> Given problem:
Drop the images; return everything else in the listing below exactly.

> Input data:
____________

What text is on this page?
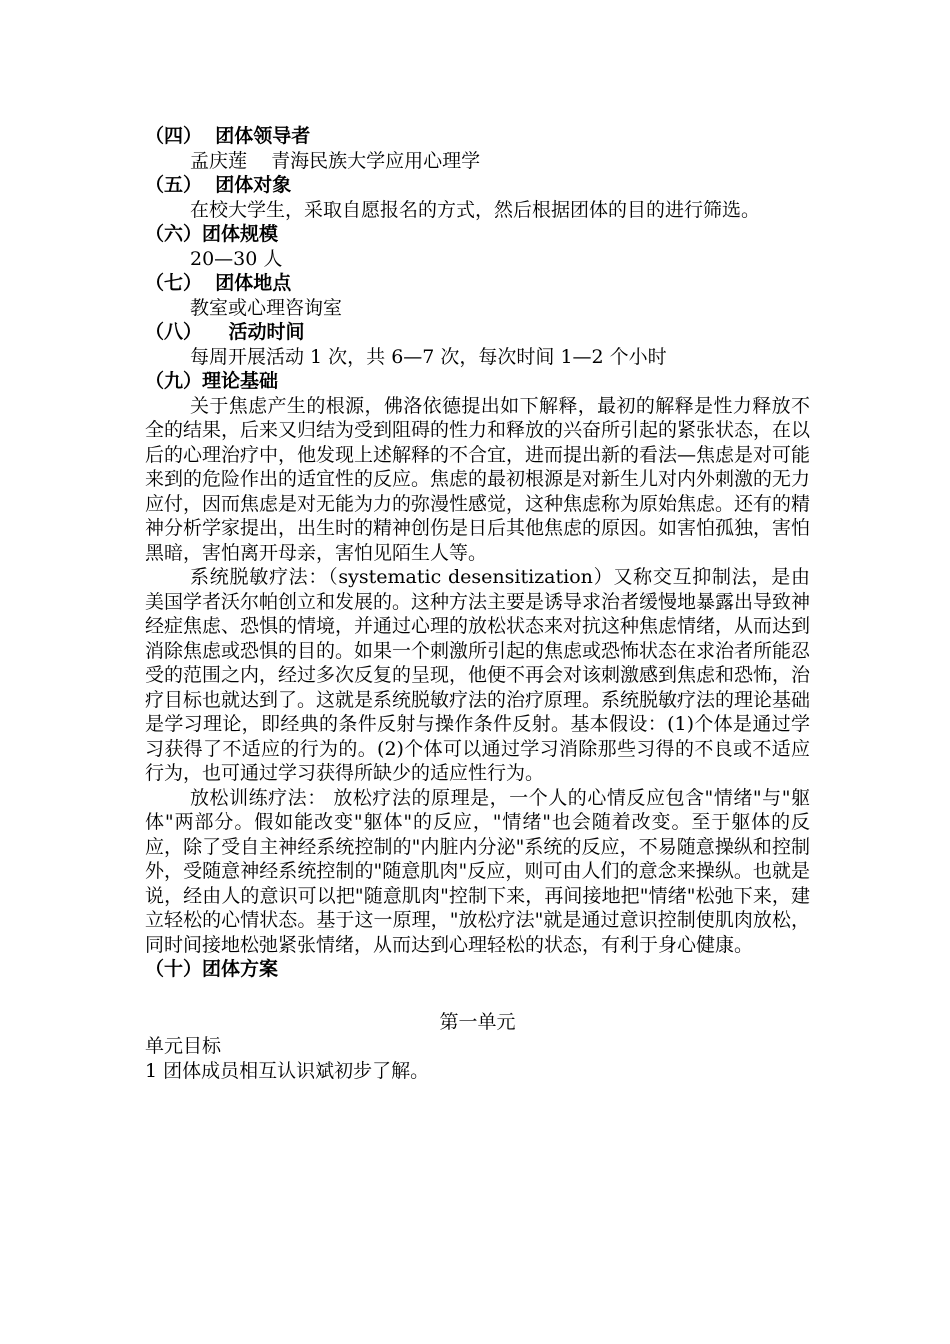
（四）  团体领导者

孟庆莲    青海民族大学应用心理学

（五）  团体对象

在校大学生，采取自愿报名的方式，然后根据团体的目的进行筛选。

（六）团体规模

20—30 人

（七）  团体地点

教室或心理咨询室

（八）    活动时间

每周开展活动 1 次，共 6—7 次，每次时间 1—2 个小时

（九）理论基础

关于焦虑产生的根源，佛洛依德提出如下解释，最初的解释是性力释放不全的结果，后来又归结为受到阻碍的性力和释放的兴奋所引起的紧张状态，在以后的心理治疗中，他发现上述解释的不合宜，进而提出新的看法—焦虑是对可能来到的危险作出的适宜性的反应。焦虑的最初根源是对新生儿对内外刺激的无力应付，因而焦虑是对无能为力的弥漫性感觉，这种焦虑称为原始焦虑。还有的精神分析学家提出，出生时的精神创伤是日后其他焦虑的原因。如害怕孤独，害怕黑暗，害怕离开母亲，害怕见陌生人等。

系统脱敏疗法：（systematic desensitization）又称交互抑制法，是由美国学者沃尔帕创立和发展的。这种方法主要是诱导求治者缓慢地暴露出导致神经症焦虑、恐惧的情境，并通过心理的放松状态来对抗这种焦虑情绪，从而达到消除焦虑或恐惧的目的。如果一个刺激所引起的焦虑或恐怖状态在求治者所能忍受的范围之内，经过多次反复的呈现，他便不再会对该刺激感到焦虑和恐怖，治疗目标也就达到了。这就是系统脱敏疗法的治疗原理。系统脱敏疗法的理论基础是学习理论，即经典的条件反射与操作条件反射。基本假设：(1)个体是通过学习获得了不适应的行为的。(2)个体可以通过学习消除那些习得的不良或不适应行为，也可通过学习获得所缺少的适应性行为。

放松训练疗法： 放松疗法的原理是，一个人的心情反应包含"情绪"与"躯体"两部分。假如能改变"躯体"的反应，"情绪"也会随着改变。至于躯体的反应，除了受自主神经系统控制的"内脏内分泌"系统的反应，不易随意操纵和控制外，受随意神经系统控制的"随意肌肉"反应，则可由人们的意念来操纵。也就是说，经由人的意识可以把"随意肌肉"控制下来，再间接地把"情绪"松弛下来，建立轻松的心情状态。基于这一原理，"放松疗法"就是通过意识控制使肌肉放松，同时间接地松弛紧张情绪，从而达到心理轻松的状态，有利于身心健康。

（十）团体方案

第一单元

单元目标

1 团体成员相互认识斌初步了解。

____________

> Finished answer:
What text is on this page?
（四）  团体领导者

孟庆莲    青海民族大学应用心理学

（五）  团体对象

在校大学生，采取自愿报名的方式，然后根据团体的目的进行筛选。

（六）团体规模

20—30 人

（七）  团体地点

教室或心理咨询室

（八）    活动时间

每周开展活动 1 次，共 6—7 次，每次时间 1—2 个小时

（九）理论基础

关于焦虑产生的根源，佛洛依德提出如下解释，最初的解释是性力释放不全的结果，后来又归结为受到阻碍的性力和释放的兴奋所引起的紧张状态，在以后的心理治疗中，他发现上述解释的不合宜，进而提出新的看法—焦虑是对可能来到的危险作出的适宜性的反应。焦虑的最初根源是对新生儿对内外刺激的无力应付，因而焦虑是对无能为力的弥漫性感觉，这种焦虑称为原始焦虑。还有的精神分析学家提出，出生时的精神创伤是日后其他焦虑的原因。如害怕孤独，害怕黑暗，害怕离开母亲，害怕见陌生人等。

系统脱敏疗法：（systematic desensitization）又称交互抑制法，是由美国学者沃尔帕创立和发展的。这种方法主要是诱导求治者缓慢地暴露出导致神经症焦虑、恐惧的情境，并通过心理的放松状态来对抗这种焦虑情绪，从而达到消除焦虑或恐惧的目的。如果一个刺激所引起的焦虑或恐怖状态在求治者所能忍受的范围之内，经过多次反复的呈现，他便不再会对该刺激感到焦虑和恐怖，治疗目标也就达到了。这就是系统脱敏疗法的治疗原理。系统脱敏疗法的理论基础是学习理论，即经典的条件反射与操作条件反射。基本假设：(1)个体是通过学习获得了不适应的行为的。(2)个体可以通过学习消除那些习得的不良或不适应行为，也可通过学习获得所缺少的适应性行为。

放松训练疗法： 放松疗法的原理是，一个人的心情反应包含"情绪"与"躯体"两部分。假如能改变"躯体"的反应，"情绪"也会随着改变。至于躯体的反应，除了受自主神经系统控制的"内脏内分泌"系统的反应，不易随意操纵和控制外，受随意神经系统控制的"随意肌肉"反应，则可由人们的意念来操纵。也就是说，经由人的意识可以把"随意肌肉"控制下来，再间接地把"情绪"松弛下来，建立轻松的心情状态。基于这一原理，"放松疗法"就是通过意识控制使肌肉放松，同时间接地松弛紧张情绪，从而达到心理轻松的状态，有利于身心健康。

（十）团体方案

第一单元

单元目标

1 团体成员相互认识斌初步了解。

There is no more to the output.